◆ EXERCISE:
Across the entries, how many lines have the string "PASSAGE" in them? Reply with only a number.

◆ DATA LISTING:
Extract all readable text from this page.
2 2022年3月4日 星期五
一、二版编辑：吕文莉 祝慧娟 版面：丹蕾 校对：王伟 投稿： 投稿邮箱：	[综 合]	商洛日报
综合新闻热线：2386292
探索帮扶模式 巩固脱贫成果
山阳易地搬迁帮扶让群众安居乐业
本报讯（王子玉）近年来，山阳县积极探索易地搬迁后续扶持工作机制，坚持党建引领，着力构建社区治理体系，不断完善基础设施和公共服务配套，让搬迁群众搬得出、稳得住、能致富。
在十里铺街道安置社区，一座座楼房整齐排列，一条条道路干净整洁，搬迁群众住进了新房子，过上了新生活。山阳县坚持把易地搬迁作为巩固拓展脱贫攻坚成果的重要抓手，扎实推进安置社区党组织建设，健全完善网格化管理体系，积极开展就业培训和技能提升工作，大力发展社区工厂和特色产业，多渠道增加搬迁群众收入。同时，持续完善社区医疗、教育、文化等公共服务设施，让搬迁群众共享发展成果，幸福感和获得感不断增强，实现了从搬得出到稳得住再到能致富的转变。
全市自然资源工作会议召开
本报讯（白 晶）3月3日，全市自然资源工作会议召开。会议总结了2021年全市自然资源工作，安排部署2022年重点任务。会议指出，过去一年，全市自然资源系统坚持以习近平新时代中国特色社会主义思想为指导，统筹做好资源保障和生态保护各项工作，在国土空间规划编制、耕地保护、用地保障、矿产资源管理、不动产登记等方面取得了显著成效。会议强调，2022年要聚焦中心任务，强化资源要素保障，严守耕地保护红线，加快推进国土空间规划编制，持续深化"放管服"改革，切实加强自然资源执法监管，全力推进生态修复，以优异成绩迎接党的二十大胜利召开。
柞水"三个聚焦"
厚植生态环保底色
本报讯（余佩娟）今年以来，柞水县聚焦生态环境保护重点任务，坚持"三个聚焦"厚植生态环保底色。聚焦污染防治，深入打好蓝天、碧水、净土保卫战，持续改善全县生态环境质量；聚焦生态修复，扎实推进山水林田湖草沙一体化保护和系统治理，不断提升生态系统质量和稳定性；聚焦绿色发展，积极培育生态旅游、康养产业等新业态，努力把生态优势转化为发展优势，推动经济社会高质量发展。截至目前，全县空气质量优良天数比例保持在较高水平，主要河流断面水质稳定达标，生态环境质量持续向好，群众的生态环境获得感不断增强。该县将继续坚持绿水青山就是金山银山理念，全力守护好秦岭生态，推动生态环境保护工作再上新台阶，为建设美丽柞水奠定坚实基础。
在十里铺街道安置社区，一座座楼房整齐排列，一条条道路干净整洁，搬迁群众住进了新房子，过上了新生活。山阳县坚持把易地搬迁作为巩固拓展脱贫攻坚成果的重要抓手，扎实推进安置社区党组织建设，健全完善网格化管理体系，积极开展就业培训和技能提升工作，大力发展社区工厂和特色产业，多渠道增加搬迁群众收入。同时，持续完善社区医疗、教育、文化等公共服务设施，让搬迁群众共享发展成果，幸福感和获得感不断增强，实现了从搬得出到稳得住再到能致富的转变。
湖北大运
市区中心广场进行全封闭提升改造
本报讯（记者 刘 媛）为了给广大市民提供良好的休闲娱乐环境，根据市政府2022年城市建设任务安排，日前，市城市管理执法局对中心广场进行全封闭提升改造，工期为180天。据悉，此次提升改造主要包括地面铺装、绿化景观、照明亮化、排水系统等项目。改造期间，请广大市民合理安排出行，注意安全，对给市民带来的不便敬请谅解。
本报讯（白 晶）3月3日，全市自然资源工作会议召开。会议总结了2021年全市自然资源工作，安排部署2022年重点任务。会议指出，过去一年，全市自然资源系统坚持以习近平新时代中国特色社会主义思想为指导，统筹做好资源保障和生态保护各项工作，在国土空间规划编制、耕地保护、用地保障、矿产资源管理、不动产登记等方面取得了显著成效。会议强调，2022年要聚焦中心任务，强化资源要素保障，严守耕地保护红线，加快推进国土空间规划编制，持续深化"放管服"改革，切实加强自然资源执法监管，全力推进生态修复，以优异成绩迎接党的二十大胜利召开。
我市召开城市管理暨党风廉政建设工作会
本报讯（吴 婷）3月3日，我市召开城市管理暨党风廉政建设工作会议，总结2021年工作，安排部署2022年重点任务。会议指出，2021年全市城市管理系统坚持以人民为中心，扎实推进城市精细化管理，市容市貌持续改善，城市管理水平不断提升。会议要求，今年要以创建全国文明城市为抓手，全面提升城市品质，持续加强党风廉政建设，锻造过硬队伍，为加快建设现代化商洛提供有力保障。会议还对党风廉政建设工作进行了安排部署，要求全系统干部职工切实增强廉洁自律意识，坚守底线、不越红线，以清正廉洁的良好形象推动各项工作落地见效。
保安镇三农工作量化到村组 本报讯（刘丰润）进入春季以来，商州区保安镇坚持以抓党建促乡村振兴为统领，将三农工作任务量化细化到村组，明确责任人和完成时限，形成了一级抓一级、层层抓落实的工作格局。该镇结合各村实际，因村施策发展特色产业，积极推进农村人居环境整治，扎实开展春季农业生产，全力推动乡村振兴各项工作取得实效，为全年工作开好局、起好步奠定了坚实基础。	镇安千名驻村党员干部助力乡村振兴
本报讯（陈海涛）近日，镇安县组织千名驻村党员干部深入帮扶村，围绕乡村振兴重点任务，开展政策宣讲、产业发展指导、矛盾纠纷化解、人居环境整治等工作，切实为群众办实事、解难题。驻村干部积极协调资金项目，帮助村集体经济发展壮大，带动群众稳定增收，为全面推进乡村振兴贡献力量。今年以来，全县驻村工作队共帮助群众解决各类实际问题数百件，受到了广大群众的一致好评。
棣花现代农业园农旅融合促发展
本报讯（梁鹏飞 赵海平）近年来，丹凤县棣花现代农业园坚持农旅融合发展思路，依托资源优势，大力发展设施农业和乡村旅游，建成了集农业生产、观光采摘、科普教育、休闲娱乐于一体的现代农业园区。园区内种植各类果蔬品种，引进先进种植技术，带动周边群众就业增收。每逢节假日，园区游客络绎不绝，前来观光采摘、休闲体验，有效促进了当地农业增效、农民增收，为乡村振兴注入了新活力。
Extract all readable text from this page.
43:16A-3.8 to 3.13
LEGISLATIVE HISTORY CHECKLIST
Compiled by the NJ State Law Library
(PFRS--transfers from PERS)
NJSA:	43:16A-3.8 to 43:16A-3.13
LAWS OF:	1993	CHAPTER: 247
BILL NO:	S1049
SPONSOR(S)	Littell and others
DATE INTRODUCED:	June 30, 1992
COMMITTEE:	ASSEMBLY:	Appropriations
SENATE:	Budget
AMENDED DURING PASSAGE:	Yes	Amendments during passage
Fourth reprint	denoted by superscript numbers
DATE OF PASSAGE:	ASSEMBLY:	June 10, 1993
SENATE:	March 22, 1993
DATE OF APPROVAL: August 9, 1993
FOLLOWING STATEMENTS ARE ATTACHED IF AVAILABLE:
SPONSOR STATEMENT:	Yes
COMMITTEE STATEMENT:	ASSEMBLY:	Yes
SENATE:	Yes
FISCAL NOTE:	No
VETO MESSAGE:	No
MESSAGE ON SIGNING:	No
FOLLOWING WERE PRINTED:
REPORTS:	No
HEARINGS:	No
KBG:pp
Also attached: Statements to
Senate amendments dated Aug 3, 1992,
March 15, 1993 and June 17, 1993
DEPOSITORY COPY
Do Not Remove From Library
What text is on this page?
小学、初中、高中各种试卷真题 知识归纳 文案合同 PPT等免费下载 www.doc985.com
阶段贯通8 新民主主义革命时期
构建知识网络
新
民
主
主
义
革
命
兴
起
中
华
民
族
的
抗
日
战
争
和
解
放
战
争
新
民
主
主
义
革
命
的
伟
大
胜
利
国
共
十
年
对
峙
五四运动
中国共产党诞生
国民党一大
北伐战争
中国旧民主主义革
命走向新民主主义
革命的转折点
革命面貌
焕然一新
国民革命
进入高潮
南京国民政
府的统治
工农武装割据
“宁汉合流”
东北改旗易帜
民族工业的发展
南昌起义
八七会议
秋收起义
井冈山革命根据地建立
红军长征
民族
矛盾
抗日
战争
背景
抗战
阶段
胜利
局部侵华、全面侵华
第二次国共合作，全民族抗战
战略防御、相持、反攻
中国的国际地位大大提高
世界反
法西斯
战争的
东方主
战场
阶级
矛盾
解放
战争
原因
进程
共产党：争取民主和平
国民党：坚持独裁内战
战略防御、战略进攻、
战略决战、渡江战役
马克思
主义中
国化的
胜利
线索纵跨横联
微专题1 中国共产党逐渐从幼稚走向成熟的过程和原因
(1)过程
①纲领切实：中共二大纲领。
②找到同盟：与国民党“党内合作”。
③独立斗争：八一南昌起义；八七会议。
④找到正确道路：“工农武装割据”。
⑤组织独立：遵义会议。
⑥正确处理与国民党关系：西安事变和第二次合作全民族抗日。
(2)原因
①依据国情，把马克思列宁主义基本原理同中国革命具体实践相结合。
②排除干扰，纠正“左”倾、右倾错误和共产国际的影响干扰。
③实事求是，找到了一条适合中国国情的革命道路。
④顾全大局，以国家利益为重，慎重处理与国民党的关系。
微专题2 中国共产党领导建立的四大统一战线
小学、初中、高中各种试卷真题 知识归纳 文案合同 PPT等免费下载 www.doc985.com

◆ ANSWER TO THIS TASK:
2